-- begin --

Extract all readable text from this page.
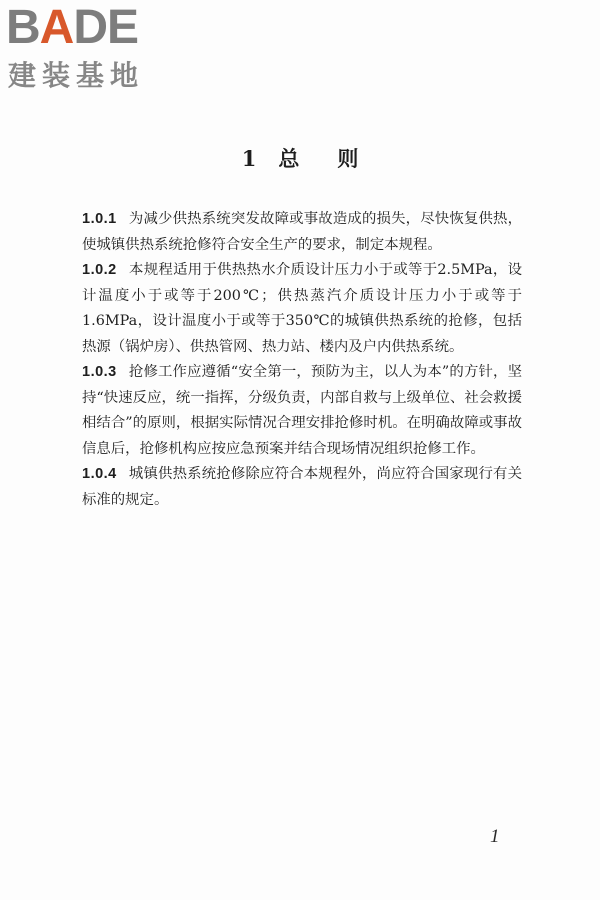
BADE
建装基地
1 总 则

1.0.1 为减少供热系统突发故障或事故造成的损失，尽快恢复供热，使城镇供热系统抢修符合安全生产的要求，制定本规程。

1.0.2 本规程适用于供热热水介质设计压力小于或等于2.5MPa，设计温度小于或等于200℃；供热蒸汽介质设计压力小于或等于1.6MPa，设计温度小于或等于350℃的城镇供热系统的抢修，包括热源（锅炉房）、供热管网、热力站、楼内及户内供热系统。

1.0.3 抢修工作应遵循“安全第一，预防为主，以人为本”的方针，坚持“快速反应，统一指挥，分级负责，内部自救与上级单位、社会救援相结合”的原则，根据实际情况合理安排抢修时机。在明确故障或事故信息后，抢修机构应按应急预案并结合现场情况组织抢修工作。

1.0.4 城镇供热系统抢修除应符合本规程外，尚应符合国家现行有关标准的规定。

1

-- end --

Instructions to follow
Every record above should come back exactly, but without its pictures.

Worked answer
Extract all readable text from this page.
BADE
建装基地
1 总 则

1.0.1 为减少供热系统突发故障或事故造成的损失，尽快恢复供热，使城镇供热系统抢修符合安全生产的要求，制定本规程。

1.0.2 本规程适用于供热热水介质设计压力小于或等于2.5MPa，设计温度小于或等于200℃；供热蒸汽介质设计压力小于或等于1.6MPa，设计温度小于或等于350℃的城镇供热系统的抢修，包括热源（锅炉房）、供热管网、热力站、楼内及户内供热系统。

1.0.3 抢修工作应遵循“安全第一，预防为主，以人为本”的方针，坚持“快速反应，统一指挥，分级负责，内部自救与上级单位、社会救援相结合”的原则，根据实际情况合理安排抢修时机。在明确故障或事故信息后，抢修机构应按应急预案并结合现场情况组织抢修工作。

1.0.4 城镇供热系统抢修除应符合本规程外，尚应符合国家现行有关标准的规定。

1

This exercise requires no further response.